**BRIEF**: Copy out the lines below without any changes, from the line with "district-name[interactable]: 강남구: [500, 485, 590, 505]" to the line with "district-name[interactable]: 용산구: [400, 430, 490, 450]", including both of those lines.

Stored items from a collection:
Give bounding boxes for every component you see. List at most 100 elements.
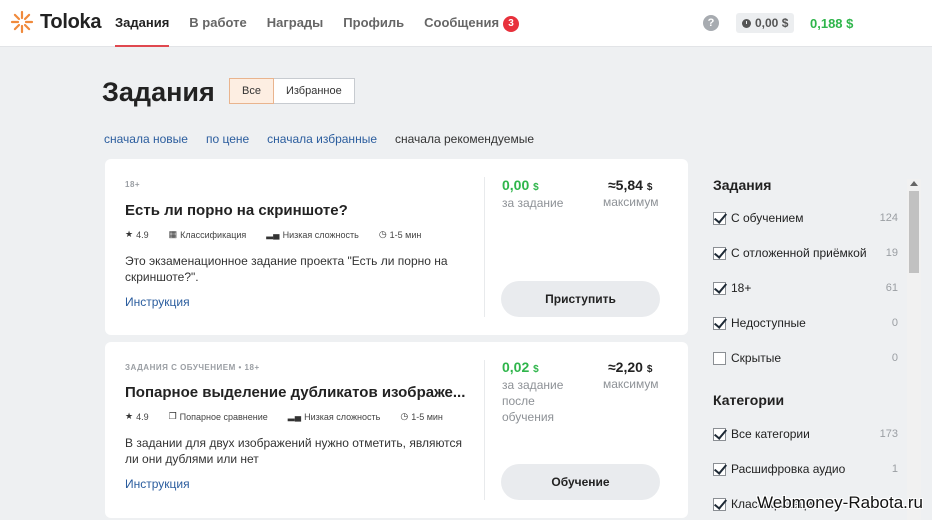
checkbox-unchecked[interactable] — [713, 351, 726, 365]
checkbox-checked[interactable] — [713, 316, 726, 330]
task-max: ≈2,20 $ — [608, 359, 652, 375]
task-category-value: Классификация — [180, 229, 247, 240]
task-difficulty-value: Низкая сложность — [304, 411, 381, 422]
task-max-label: максимум — [603, 377, 659, 391]
task-category: ▦ Классификация — [169, 229, 257, 240]
category-label: Расшифровка аудио — [731, 462, 846, 476]
card-divider — [484, 177, 485, 317]
nav-messages[interactable]: Сообщения 3 — [424, 0, 520, 47]
top-header: Toloka Задания В работе Награды Профиль … — [0, 0, 932, 47]
task-price-currency: $ — [533, 364, 539, 375]
task-max-value: ≈2,20 — [608, 359, 643, 375]
task-tags: ЗАДАНИЯ С ОБУЧЕНИЕМ • 18+ — [125, 363, 260, 372]
main-nav: Задания В работе Награды Профиль Сообщен… — [115, 0, 539, 47]
task-title[interactable]: Есть ли порно на скриншоте? — [125, 202, 348, 219]
category-label: Все категории — [731, 427, 810, 441]
logo-text: Toloka — [40, 10, 102, 33]
task-max-value: ≈5,84 — [608, 177, 643, 193]
copy-icon: ❐ — [168, 411, 177, 421]
category-count: 1 — [891, 463, 898, 475]
scroll-thumb[interactable] — [909, 191, 919, 273]
task-card[interactable]: ЗАДАНИЯ С ОБУЧЕНИЕМ • 18+ Попарное выдел… — [105, 342, 688, 518]
filter-adult[interactable]: 18+ 61 — [713, 279, 898, 297]
pending-balance-value: 0,00 $ — [755, 16, 789, 30]
task-price-label: за задание после обучения — [502, 378, 564, 424]
category-audio-transcription[interactable]: Расшифровка аудио 1 — [713, 460, 898, 478]
categories-heading: Категории — [713, 392, 785, 408]
clock-icon: ◷ — [378, 229, 387, 239]
checkbox-checked[interactable] — [713, 497, 726, 511]
filter-delayed-acceptance[interactable]: С отложенной приёмкой 19 — [713, 244, 898, 262]
task-max-label: максимум — [603, 195, 659, 209]
checkbox-checked[interactable] — [713, 427, 726, 441]
filter-toggle: Все Избранное — [229, 78, 355, 104]
task-difficulty: ▂▄ Низкая сложность — [266, 229, 369, 240]
sort-newest[interactable]: сначала новые — [104, 132, 188, 146]
task-rating: ★ 4.9 — [125, 229, 159, 240]
filter-label: Недоступные — [731, 316, 806, 330]
task-duration: ◷ 1-5 мин — [400, 411, 453, 422]
task-meta: ★ 4.9 ▦ Классификация ▂▄ Низкая сложность ◷… — [125, 229, 441, 240]
checkbox-checked[interactable] — [713, 211, 726, 225]
nav-rewards[interactable]: Награды — [267, 0, 324, 47]
task-difficulty: ▂▄ Низкая сложность — [288, 411, 391, 422]
filter-count: 19 — [885, 247, 898, 259]
task-category: ❐ Попарное сравнение — [169, 411, 278, 422]
nav-profile[interactable]: Профиль — [343, 0, 404, 47]
clock-icon: ◷ — [400, 411, 409, 421]
task-duration-value: 1-5 мин — [411, 411, 443, 422]
task-title[interactable]: Попарное выделение дубликатов изображе..… — [125, 384, 465, 401]
start-button[interactable]: Приступить — [501, 281, 660, 317]
checkbox-checked[interactable] — [713, 281, 726, 295]
task-price-label: за задание — [502, 196, 564, 210]
filter-with-training[interactable]: С обучением 124 — [713, 209, 898, 227]
task-price: 0,00 $ — [502, 177, 539, 193]
nav-messages-label: Сообщения — [424, 15, 500, 30]
task-duration: ◷ 1-5 мин — [379, 229, 432, 240]
page-title: Задания — [102, 77, 215, 107]
filter-all[interactable]: Все — [229, 78, 274, 104]
star-icon: ★ — [125, 229, 134, 239]
sort-price[interactable]: по цене — [206, 132, 249, 146]
filter-hidden[interactable]: Скрытые 0 — [713, 349, 898, 367]
task-instruction-link[interactable]: Инструкция — [125, 295, 190, 309]
task-max-currency: $ — [646, 364, 653, 375]
filter-favorites[interactable]: Избранное — [273, 78, 355, 104]
sidebar-scrollbar[interactable] — [907, 179, 921, 520]
clock-icon — [742, 18, 751, 28]
watermark-text: Webmoney-Rabota.ru — [757, 493, 923, 512]
star-icon: ★ — [125, 411, 134, 421]
checkbox-checked[interactable] — [713, 462, 726, 476]
task-category-value: Попарное сравнение — [179, 411, 268, 422]
task-description: В задании для двух изображений нужно отм… — [125, 436, 463, 466]
bars-icon: ▂▄ — [266, 229, 280, 239]
available-balance[interactable]: 0,188 $ — [810, 16, 853, 31]
filter-unavailable[interactable]: Недоступные 0 — [713, 314, 898, 332]
task-difficulty-value: Низкая сложность — [282, 229, 359, 240]
task-price-value: 0,00 — [502, 177, 530, 193]
nav-tasks[interactable]: Задания — [115, 0, 170, 47]
scroll-up-arrow-icon[interactable] — [910, 181, 918, 186]
task-rating-value: 4.9 — [136, 411, 149, 422]
toloka-logo[interactable]: Toloka — [10, 10, 101, 34]
sort-recommended[interactable]: сначала рекомендуемые — [395, 132, 534, 146]
task-price: 0,02 $ — [502, 359, 539, 375]
checkbox-checked[interactable] — [713, 246, 726, 260]
filter-label: С отложенной приёмкой — [731, 246, 867, 260]
card-divider — [484, 360, 485, 500]
task-max: ≈5,84 $ — [608, 177, 652, 193]
sort-favorites-first[interactable]: сначала избранные — [267, 132, 377, 146]
task-price-currency: $ — [533, 182, 539, 193]
category-all[interactable]: Все категории 173 — [713, 425, 898, 443]
task-instruction-link[interactable]: Инструкция — [125, 477, 190, 491]
task-price-value: 0,02 — [502, 359, 530, 375]
training-button[interactable]: Обучение — [501, 464, 660, 500]
help-icon[interactable]: ? — [703, 15, 719, 31]
pending-balance[interactable]: 0,00 $ — [736, 13, 795, 33]
task-card[interactable]: 18+ Есть ли порно на скриншоте? ★ 4.9 ▦ Кл… — [105, 159, 688, 335]
filter-label: 18+ — [731, 281, 752, 295]
task-tags: 18+ — [125, 180, 141, 189]
task-duration-value: 1-5 мин — [389, 229, 422, 240]
tasks-filter-heading: Задания — [713, 177, 772, 193]
nav-in-progress[interactable]: В работе — [189, 0, 246, 47]
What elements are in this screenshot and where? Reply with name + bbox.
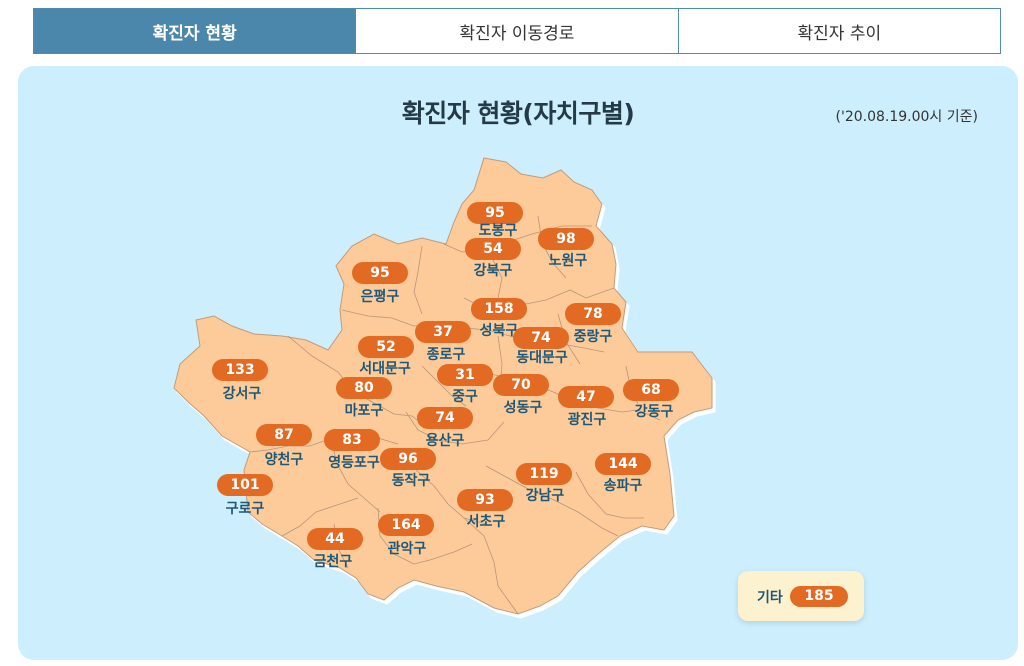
district-name[interactable]: 강남구: [500, 485, 590, 505]
district-count: 52: [358, 336, 414, 358]
district-count: 101: [217, 474, 273, 496]
district-count: 31: [437, 364, 493, 386]
district-count: 87: [256, 424, 312, 446]
district-count: 70: [493, 374, 549, 396]
district-count: 74: [417, 407, 473, 429]
district-count: 47: [558, 386, 614, 408]
other-count: 185: [790, 586, 848, 607]
district-count: 78: [565, 303, 621, 325]
other-label: 기타: [757, 590, 783, 606]
tab-bar: 확진자 현황 확진자 이동경로 확진자 추이: [33, 8, 1001, 54]
district-name[interactable]: 용산구: [400, 430, 490, 450]
district-name[interactable]: 송파구: [578, 475, 668, 495]
district-count: 96: [380, 448, 436, 470]
district-name[interactable]: 동작구: [366, 470, 456, 490]
district-count: 83: [324, 429, 380, 451]
district-count: 95: [352, 262, 408, 284]
district-name[interactable]: 은평구: [335, 286, 425, 306]
district-name[interactable]: 강서구: [197, 383, 287, 403]
district-count: 133: [212, 359, 268, 381]
district-count: 98: [538, 228, 594, 250]
district-count: 74: [513, 327, 569, 349]
district-count: 44: [307, 528, 363, 550]
district-name[interactable]: 도봉구: [453, 220, 543, 240]
district-count: 158: [471, 298, 527, 320]
tab-trend[interactable]: 확진자 추이: [677, 9, 1000, 53]
district-name[interactable]: 서대문구: [340, 358, 430, 378]
district-name[interactable]: 금천구: [288, 551, 378, 571]
district-count: 164: [378, 514, 434, 536]
district-name[interactable]: 구로구: [200, 498, 290, 518]
district-count: 93: [457, 489, 513, 511]
tab-routes[interactable]: 확진자 이동경로: [355, 9, 678, 53]
district-count: 68: [623, 379, 679, 401]
district-name[interactable]: 마포구: [319, 400, 409, 420]
district-count: 119: [516, 463, 572, 485]
district-count: 144: [595, 453, 651, 475]
other-box: 기타 185: [738, 571, 864, 621]
district-name[interactable]: 강북구: [448, 260, 538, 280]
district-name[interactable]: 강동구: [609, 401, 699, 421]
district-count: 54: [465, 238, 521, 260]
district-count: 37: [415, 321, 471, 343]
district-count: 80: [336, 377, 392, 399]
tab-status[interactable]: 확진자 현황: [34, 9, 356, 53]
district-name[interactable]: 서초구: [441, 511, 531, 531]
district-name[interactable]: 동대문구: [497, 347, 587, 367]
map-panel: 확진자 현황(자치구별) ('20.08.19.00시 기준) 95 도봉구 9…: [18, 66, 1018, 660]
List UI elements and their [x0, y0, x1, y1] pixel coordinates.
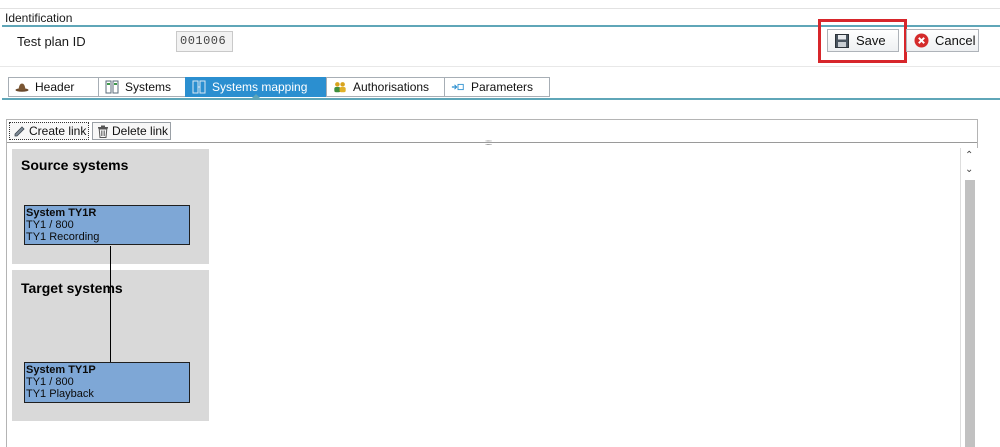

**FINISHED ANSWER**:
district-name[interactable]: 강남구: [500, 485, 590, 505]
district-count: 52: [358, 336, 414, 358]
district-count: 101: [217, 474, 273, 496]
district-count: 31: [437, 364, 493, 386]
district-count: 87: [256, 424, 312, 446]
district-count: 70: [493, 374, 549, 396]
district-count: 74: [417, 407, 473, 429]
district-count: 47: [558, 386, 614, 408]
other-count: 185: [790, 586, 848, 607]
district-count: 78: [565, 303, 621, 325]
other-label: 기타: [757, 590, 783, 606]
tab-bar: 확진자 현황 확진자 이동경로 확진자 추이: [33, 8, 1001, 54]
district-name[interactable]: 용산구: [400, 430, 490, 450]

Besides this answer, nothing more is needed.